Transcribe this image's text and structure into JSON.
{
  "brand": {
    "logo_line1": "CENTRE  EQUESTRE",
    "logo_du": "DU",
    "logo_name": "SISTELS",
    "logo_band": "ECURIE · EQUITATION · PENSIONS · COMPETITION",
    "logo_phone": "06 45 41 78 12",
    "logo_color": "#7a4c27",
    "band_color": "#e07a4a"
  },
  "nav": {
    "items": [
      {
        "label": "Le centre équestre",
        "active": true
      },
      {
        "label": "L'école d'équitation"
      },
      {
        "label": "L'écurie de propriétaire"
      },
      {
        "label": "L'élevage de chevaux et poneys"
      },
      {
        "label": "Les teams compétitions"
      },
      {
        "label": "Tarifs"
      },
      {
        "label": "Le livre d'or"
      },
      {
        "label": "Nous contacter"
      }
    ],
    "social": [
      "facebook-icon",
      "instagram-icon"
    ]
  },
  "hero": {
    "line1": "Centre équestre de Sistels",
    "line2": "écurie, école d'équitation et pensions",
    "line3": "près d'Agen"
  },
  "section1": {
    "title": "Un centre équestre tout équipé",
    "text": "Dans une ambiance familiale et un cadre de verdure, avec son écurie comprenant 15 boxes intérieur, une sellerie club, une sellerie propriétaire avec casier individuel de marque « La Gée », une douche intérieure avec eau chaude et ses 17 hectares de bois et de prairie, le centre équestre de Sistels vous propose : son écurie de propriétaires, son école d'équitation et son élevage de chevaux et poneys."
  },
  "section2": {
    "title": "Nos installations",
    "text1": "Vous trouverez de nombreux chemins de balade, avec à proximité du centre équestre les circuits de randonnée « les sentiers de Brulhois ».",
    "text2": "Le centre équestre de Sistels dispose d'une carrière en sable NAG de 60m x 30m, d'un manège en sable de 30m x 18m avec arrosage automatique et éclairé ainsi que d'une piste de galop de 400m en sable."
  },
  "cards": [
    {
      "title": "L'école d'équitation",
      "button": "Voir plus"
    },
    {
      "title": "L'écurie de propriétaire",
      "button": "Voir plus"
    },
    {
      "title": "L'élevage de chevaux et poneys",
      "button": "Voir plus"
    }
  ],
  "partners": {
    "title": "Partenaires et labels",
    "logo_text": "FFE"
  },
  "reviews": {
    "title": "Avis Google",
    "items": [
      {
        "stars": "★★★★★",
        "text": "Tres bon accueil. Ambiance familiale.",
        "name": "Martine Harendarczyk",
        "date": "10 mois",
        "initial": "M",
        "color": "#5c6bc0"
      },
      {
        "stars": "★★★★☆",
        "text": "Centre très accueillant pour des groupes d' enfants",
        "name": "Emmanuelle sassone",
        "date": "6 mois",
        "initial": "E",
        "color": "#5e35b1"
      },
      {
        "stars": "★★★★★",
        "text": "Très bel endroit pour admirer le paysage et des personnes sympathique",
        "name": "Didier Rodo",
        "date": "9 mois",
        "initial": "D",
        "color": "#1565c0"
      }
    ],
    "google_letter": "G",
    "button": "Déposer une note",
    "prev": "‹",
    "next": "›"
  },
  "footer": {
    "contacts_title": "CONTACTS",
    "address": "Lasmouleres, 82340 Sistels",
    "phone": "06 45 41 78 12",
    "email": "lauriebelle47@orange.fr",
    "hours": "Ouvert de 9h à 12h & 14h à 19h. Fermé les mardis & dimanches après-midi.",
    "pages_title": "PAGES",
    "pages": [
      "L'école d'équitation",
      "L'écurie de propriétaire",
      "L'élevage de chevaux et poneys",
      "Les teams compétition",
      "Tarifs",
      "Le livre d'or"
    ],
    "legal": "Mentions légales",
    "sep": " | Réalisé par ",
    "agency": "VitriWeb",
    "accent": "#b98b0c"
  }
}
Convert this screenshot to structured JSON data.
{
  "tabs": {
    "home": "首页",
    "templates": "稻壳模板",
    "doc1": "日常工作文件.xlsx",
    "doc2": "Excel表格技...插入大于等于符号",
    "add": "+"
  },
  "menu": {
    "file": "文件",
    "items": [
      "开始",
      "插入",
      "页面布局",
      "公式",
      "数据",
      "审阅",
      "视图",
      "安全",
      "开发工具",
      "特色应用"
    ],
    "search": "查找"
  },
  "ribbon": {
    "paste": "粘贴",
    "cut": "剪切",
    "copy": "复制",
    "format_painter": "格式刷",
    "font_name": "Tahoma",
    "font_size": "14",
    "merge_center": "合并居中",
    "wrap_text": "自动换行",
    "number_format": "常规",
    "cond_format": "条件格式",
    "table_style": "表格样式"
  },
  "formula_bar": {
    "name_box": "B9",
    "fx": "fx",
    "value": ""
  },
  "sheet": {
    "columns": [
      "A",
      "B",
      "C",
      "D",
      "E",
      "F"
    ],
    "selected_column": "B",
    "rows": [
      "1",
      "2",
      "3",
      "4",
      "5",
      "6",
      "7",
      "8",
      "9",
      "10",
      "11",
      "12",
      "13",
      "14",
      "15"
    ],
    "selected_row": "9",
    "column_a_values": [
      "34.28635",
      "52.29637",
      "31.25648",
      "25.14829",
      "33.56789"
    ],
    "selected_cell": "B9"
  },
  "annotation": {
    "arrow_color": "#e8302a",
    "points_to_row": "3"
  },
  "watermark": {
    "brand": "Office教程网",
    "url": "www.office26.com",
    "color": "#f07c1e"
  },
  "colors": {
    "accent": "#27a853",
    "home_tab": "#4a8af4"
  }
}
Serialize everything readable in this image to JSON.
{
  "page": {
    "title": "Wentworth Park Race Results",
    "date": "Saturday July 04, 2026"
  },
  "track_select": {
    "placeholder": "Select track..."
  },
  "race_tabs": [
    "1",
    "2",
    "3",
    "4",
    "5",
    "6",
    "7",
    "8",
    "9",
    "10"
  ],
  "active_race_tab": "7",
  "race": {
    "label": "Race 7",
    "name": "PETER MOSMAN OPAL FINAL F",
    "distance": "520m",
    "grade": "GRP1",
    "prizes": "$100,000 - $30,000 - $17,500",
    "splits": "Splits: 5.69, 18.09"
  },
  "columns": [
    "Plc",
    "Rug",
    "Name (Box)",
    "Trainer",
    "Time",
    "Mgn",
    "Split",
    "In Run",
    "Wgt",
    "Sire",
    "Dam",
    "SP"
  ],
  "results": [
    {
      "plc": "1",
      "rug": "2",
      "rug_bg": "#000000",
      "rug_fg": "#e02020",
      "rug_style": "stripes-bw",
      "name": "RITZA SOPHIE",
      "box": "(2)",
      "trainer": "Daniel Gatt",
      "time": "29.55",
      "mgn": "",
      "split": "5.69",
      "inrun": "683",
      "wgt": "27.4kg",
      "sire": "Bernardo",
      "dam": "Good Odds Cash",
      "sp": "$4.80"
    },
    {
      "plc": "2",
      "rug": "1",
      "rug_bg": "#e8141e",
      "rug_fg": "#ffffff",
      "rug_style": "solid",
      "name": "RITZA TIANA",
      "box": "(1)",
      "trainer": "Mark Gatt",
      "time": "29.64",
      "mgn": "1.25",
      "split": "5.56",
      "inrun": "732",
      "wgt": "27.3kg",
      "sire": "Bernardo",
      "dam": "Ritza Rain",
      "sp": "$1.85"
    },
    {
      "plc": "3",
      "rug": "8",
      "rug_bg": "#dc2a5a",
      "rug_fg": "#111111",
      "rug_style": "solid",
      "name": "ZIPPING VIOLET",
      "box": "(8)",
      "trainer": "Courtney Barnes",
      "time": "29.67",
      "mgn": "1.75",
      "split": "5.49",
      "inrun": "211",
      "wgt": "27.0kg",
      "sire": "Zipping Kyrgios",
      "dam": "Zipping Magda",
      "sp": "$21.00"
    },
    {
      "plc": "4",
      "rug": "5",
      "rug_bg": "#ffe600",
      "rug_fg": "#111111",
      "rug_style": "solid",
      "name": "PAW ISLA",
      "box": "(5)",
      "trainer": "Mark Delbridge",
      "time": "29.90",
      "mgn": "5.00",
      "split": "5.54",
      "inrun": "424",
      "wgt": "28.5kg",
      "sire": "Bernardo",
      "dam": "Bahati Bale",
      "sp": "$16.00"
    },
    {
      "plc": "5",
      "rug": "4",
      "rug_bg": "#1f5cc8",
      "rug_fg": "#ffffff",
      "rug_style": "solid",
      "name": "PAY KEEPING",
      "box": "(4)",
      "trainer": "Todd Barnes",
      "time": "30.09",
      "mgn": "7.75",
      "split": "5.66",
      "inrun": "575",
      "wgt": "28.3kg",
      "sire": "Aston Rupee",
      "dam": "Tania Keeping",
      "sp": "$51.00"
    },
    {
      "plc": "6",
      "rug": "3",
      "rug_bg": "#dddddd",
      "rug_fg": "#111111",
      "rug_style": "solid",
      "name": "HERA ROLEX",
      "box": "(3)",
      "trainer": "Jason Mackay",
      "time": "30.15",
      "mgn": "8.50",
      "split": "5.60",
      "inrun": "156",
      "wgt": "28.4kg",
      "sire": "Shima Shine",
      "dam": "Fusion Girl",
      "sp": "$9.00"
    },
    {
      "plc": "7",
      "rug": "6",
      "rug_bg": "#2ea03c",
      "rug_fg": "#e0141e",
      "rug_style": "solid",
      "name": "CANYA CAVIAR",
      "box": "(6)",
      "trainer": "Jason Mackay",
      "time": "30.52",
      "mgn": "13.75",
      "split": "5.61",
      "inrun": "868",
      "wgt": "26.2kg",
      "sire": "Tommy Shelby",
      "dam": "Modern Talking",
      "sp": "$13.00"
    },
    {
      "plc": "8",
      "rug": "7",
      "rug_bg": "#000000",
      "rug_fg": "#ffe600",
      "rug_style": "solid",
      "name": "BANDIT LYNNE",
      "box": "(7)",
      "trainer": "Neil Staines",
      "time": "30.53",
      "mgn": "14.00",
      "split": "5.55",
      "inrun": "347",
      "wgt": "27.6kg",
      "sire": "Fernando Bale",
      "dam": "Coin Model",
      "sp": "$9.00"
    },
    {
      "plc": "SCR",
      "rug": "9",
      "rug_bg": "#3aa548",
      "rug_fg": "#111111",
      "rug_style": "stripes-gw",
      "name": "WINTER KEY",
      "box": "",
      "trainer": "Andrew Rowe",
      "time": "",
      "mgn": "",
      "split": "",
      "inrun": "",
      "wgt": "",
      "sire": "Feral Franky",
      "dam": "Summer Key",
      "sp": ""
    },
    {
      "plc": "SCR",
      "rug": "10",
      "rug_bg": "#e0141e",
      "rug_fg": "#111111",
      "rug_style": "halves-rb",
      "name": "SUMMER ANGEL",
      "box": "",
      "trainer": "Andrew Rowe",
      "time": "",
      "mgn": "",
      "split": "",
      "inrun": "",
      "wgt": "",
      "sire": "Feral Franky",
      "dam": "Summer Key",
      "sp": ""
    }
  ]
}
======
-- Your task --
Locate and copy each line in the data above that includes the word "élevage".

-- Result of the task --
        "label": "L'élevage de chevaux et poneys"
    "text": "Dans une ambiance familiale et un cadre de verdure, avec son écurie comprenant 15 boxes intérieur, une sellerie club, une sellerie propriétaire avec casier individuel de marque « La Gée », une douche intérieure avec eau chaude et ses 17 hectares de bois et de prairie, le centre équestre de Sistels vous propose : son écurie de propriétaires, son école d'équitation et son élevage de chevaux et poneys."
      "title": "L'élevage de chevaux et poneys",
      "L'élevage de chevaux et poneys",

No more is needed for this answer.